**Short problem**
Wherever "name" appears in a line, copy that line.

+++ Items +++

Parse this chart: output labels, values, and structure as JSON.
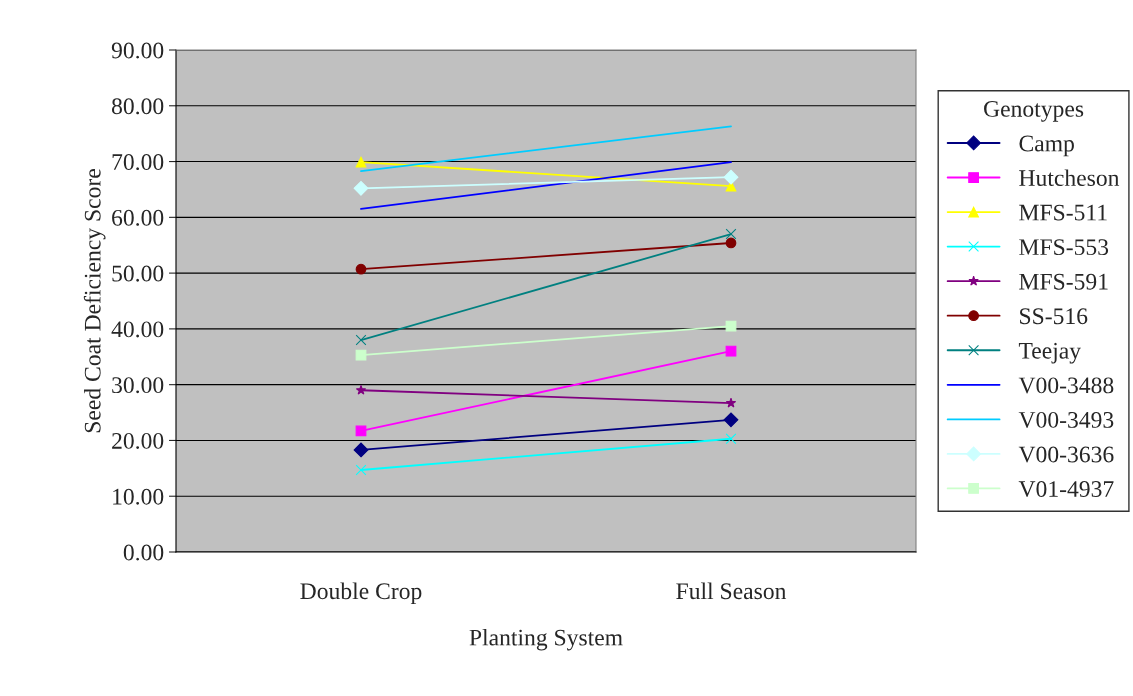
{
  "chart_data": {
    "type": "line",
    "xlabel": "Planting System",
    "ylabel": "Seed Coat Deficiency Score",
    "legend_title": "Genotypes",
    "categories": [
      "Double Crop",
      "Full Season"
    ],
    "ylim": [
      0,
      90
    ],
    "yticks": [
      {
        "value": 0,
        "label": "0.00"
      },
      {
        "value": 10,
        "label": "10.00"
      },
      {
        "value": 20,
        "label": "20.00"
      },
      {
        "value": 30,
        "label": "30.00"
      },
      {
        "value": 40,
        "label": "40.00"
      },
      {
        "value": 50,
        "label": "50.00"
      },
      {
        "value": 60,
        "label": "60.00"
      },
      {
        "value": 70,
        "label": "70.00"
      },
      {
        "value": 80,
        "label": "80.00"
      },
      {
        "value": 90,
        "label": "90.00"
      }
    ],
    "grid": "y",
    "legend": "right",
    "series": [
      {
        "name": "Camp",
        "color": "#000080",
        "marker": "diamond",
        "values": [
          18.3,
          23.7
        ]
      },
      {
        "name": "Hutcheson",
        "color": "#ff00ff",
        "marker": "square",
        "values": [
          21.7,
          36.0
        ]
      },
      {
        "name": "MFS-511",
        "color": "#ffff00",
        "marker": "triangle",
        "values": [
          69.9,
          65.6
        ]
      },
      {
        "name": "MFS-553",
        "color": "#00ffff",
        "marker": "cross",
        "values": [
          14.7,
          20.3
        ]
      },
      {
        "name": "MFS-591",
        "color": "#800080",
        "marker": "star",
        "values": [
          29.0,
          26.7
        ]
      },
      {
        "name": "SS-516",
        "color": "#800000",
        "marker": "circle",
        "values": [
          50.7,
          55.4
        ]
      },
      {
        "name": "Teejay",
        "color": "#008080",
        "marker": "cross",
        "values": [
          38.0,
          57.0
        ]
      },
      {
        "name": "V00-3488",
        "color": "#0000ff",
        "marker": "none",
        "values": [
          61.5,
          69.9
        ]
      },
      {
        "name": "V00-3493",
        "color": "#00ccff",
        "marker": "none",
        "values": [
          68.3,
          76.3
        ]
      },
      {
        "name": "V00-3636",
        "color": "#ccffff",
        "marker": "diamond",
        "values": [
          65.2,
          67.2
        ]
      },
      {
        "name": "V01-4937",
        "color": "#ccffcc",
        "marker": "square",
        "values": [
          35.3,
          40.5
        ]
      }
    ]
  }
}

+++
+++ Items +++

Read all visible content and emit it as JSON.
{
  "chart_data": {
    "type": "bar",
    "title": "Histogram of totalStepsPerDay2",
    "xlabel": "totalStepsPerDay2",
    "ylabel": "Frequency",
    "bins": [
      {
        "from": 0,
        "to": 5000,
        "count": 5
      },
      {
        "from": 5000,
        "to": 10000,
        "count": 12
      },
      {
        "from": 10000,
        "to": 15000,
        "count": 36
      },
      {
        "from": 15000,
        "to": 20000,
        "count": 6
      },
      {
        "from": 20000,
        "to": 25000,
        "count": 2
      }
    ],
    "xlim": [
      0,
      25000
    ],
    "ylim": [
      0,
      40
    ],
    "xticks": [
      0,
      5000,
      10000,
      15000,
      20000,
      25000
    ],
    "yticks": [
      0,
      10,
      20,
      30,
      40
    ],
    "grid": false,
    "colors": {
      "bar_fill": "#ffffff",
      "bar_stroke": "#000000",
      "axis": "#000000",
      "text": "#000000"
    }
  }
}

+++

**Task solution**
        "name": "Camp",
        "name": "Hutcheson",
        "name": "MFS-511",
        "name": "MFS-553",
        "name": "MFS-591",
        "name": "SS-516",
        "name": "Teejay",
        "name": "V00-3488",
        "name": "V00-3493",
        "name": "V00-3636",
        "name": "V01-4937",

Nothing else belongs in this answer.